**Task to carry out**:
Below are the records; pull every line that includes "data".
--- START ---
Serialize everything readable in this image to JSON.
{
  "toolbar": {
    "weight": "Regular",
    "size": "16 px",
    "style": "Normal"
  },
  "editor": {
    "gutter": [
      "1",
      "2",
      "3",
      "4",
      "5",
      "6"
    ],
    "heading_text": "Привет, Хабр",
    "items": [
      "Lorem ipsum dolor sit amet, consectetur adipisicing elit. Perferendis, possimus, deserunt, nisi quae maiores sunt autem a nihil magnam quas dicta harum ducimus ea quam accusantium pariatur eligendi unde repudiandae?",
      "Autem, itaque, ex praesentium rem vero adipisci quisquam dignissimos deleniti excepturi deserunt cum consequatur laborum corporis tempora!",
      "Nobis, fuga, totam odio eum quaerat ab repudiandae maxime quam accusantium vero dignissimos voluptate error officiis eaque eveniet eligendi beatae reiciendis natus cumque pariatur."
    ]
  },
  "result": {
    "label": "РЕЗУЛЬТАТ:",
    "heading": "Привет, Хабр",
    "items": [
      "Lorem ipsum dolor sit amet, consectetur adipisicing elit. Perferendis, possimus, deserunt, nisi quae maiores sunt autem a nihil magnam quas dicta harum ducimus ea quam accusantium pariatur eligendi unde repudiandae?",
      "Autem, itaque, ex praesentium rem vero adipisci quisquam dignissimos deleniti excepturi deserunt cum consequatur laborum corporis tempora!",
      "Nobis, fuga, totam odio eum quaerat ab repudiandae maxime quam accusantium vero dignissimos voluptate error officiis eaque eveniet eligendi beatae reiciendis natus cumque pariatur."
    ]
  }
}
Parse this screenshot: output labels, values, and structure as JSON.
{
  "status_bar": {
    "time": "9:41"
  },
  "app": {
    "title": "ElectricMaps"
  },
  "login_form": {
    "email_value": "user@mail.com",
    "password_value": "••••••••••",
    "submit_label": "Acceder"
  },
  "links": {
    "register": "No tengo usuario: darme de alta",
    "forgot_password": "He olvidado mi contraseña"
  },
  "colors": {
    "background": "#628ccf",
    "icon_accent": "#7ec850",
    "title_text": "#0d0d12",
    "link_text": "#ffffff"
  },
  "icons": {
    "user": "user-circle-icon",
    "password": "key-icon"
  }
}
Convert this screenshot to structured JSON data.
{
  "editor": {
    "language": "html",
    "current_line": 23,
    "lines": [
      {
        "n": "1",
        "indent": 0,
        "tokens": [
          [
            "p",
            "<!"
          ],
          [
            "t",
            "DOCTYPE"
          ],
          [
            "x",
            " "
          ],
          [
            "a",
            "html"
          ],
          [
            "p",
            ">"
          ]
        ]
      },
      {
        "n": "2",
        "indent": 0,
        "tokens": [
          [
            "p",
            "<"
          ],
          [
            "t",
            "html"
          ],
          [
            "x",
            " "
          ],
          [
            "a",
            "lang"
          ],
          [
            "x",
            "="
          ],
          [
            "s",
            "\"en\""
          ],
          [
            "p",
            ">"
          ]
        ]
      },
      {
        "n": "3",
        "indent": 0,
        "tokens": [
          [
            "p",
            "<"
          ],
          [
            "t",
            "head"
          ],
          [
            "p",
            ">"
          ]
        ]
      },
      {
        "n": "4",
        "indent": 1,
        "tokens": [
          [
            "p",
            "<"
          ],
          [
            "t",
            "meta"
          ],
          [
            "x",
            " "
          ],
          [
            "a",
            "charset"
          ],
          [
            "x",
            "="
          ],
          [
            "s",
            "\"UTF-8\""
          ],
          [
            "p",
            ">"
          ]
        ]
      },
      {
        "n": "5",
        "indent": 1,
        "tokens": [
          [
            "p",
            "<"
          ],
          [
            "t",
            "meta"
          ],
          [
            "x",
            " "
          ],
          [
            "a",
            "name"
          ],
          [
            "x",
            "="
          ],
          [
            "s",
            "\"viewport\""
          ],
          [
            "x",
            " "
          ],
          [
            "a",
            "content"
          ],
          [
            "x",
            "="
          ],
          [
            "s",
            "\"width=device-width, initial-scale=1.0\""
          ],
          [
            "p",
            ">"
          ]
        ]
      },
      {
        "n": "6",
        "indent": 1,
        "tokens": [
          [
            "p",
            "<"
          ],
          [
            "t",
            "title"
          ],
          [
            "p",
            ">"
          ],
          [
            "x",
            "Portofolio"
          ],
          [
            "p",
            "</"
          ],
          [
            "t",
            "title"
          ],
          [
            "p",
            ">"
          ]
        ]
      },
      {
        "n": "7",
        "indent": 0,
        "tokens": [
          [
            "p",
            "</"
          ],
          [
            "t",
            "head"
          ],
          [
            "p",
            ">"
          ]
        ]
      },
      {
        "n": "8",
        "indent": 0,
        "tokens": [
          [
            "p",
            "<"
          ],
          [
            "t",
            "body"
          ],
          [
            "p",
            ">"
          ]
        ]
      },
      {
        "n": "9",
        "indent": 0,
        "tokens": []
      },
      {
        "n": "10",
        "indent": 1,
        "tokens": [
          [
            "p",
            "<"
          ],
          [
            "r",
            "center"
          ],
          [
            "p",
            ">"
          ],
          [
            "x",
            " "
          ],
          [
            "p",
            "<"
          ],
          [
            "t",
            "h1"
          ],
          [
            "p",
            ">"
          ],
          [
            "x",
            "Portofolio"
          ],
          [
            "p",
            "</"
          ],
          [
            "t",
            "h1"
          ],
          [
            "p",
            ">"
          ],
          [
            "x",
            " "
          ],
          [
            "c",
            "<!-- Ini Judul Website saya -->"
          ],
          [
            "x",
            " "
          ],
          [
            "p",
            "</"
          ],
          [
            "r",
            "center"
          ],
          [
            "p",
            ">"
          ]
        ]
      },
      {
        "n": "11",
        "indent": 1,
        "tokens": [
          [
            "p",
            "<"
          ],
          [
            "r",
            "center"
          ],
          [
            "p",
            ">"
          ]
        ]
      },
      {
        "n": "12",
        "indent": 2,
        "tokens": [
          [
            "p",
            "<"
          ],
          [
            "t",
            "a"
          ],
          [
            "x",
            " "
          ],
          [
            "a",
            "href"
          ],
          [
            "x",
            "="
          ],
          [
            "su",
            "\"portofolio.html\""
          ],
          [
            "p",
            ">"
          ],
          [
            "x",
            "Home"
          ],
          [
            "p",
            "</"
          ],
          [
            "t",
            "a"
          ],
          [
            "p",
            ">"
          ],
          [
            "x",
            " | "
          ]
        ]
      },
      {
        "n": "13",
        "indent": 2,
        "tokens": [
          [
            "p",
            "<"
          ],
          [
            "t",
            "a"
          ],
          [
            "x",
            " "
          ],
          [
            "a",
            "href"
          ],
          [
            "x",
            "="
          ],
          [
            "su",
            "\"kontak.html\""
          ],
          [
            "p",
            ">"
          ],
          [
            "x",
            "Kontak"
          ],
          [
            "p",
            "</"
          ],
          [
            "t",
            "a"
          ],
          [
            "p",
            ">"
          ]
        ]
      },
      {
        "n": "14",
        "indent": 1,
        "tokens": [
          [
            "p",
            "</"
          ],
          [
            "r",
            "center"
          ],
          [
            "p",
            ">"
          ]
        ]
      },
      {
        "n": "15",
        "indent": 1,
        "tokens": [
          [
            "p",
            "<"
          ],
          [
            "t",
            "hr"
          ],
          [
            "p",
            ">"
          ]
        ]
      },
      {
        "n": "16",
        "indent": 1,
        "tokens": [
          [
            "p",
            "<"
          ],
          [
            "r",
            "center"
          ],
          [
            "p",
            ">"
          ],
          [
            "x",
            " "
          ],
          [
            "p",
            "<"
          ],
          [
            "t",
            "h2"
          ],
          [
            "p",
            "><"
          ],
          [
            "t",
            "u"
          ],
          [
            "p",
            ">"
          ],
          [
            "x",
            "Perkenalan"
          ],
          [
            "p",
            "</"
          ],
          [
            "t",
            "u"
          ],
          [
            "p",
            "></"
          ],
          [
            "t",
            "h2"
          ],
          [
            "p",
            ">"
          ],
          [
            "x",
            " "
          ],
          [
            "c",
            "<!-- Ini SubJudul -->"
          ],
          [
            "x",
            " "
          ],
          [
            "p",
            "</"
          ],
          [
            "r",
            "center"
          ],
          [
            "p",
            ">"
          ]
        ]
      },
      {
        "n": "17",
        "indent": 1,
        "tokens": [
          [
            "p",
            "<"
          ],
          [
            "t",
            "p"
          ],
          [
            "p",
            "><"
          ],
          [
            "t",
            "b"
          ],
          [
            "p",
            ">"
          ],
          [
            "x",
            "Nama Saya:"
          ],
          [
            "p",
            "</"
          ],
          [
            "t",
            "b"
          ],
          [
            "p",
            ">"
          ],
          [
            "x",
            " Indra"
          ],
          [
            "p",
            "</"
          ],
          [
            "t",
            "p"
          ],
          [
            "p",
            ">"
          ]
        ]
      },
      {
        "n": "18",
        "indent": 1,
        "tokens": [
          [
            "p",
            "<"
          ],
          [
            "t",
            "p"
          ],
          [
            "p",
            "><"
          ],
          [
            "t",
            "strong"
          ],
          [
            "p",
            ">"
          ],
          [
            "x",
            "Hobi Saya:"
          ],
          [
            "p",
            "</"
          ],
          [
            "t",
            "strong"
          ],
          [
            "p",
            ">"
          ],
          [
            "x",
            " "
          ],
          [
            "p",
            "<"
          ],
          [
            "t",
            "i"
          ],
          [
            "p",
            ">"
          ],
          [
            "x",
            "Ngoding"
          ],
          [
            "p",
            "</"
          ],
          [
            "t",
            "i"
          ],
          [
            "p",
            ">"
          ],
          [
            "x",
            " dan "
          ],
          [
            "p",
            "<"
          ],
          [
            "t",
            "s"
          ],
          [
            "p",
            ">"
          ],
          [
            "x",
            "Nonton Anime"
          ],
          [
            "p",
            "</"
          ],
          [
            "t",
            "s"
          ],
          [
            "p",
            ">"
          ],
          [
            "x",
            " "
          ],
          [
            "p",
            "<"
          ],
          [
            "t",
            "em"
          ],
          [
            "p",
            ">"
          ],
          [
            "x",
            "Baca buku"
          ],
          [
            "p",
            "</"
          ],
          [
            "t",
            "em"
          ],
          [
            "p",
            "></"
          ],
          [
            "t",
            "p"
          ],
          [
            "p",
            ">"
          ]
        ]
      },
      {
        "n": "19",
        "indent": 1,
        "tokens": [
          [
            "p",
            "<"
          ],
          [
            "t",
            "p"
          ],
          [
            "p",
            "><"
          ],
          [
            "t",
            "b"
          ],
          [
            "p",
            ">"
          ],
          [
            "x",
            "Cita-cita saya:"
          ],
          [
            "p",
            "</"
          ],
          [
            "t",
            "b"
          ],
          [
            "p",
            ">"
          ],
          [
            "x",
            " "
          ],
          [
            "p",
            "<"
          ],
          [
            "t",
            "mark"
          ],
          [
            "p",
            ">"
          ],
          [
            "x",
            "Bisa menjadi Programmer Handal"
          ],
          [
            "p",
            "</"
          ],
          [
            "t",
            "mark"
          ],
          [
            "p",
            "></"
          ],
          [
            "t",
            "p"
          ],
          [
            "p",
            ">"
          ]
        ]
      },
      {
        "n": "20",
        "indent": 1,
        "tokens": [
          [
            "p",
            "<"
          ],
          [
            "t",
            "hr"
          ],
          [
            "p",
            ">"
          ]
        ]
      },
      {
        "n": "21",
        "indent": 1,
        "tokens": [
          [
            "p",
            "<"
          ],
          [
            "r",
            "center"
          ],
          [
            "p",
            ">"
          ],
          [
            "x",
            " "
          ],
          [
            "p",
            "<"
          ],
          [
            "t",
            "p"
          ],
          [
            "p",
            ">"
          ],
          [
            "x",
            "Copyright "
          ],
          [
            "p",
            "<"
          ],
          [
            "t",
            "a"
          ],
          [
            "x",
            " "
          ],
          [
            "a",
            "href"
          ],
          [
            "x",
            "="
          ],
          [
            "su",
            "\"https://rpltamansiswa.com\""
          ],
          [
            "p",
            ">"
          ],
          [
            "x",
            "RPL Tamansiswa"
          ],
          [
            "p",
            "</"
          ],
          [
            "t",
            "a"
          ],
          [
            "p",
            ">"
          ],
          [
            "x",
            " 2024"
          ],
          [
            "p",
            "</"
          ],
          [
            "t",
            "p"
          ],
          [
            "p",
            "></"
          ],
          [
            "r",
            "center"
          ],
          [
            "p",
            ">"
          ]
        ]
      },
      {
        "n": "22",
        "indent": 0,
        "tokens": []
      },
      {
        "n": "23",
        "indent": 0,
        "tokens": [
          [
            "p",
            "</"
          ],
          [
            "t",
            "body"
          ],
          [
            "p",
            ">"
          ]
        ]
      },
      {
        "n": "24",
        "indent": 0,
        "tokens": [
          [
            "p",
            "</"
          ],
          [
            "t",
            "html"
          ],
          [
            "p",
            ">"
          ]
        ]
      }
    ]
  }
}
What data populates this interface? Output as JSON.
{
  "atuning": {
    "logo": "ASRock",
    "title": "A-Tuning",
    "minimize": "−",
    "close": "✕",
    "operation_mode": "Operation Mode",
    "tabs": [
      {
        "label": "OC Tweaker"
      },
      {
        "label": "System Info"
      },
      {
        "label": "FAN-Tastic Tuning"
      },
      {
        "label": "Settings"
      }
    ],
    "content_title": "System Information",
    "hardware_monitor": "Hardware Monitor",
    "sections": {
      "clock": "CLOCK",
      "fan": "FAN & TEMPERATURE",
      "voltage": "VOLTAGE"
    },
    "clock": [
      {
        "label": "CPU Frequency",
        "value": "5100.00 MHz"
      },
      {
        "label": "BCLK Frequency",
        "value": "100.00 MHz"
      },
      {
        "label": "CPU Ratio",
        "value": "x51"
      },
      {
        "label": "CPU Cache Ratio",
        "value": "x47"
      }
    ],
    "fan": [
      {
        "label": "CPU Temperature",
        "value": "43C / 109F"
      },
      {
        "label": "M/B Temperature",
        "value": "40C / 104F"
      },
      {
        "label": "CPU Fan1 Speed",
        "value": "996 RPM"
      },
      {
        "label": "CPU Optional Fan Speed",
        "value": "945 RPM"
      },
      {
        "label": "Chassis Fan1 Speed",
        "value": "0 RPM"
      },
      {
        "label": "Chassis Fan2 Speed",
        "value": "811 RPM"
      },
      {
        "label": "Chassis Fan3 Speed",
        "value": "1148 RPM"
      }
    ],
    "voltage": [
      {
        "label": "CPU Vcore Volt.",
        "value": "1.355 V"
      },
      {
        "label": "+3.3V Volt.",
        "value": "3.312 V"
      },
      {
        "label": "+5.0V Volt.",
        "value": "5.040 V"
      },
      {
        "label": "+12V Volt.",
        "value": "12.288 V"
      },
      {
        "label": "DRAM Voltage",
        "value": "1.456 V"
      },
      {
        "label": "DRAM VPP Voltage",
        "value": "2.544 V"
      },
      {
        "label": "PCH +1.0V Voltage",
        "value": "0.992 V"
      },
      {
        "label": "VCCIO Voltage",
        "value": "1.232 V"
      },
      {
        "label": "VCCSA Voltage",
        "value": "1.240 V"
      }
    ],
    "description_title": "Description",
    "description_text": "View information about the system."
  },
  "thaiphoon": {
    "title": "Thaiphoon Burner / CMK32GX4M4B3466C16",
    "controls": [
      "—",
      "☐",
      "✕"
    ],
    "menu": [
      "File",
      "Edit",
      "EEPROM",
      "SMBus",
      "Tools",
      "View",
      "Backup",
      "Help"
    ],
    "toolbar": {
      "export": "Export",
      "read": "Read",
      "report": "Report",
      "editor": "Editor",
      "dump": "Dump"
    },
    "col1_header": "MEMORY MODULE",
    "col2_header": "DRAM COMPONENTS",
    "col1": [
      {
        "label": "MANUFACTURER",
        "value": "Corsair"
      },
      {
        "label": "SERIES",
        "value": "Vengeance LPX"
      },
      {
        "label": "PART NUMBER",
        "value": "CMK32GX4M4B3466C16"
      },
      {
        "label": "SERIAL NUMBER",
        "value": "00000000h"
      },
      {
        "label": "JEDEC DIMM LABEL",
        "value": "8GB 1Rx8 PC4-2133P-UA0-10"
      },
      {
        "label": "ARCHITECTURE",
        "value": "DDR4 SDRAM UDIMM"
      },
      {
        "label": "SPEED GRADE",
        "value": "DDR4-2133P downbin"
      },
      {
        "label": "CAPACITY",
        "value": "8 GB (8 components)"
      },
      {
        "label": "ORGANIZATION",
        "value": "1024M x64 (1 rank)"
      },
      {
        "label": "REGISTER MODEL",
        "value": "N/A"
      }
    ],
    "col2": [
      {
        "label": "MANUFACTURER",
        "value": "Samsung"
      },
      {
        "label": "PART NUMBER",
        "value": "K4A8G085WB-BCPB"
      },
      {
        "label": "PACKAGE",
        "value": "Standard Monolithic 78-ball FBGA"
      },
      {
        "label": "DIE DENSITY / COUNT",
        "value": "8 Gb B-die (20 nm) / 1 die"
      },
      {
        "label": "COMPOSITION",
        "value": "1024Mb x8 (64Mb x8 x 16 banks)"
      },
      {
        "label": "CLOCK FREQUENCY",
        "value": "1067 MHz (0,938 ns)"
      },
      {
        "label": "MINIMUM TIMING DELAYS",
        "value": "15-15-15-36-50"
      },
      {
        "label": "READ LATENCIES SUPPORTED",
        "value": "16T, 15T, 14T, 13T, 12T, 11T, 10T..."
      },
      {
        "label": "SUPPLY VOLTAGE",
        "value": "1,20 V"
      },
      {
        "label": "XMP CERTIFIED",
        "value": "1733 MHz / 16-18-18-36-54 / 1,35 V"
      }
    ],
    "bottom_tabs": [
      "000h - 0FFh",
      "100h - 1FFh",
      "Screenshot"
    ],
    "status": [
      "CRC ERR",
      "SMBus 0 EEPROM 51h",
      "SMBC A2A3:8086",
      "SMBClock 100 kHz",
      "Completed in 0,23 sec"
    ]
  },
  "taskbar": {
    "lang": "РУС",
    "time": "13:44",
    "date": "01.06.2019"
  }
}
--- END ---
**Result of the task**:
Convert this screenshot to structured JSON data.
What data populates this interface? Output as JSON.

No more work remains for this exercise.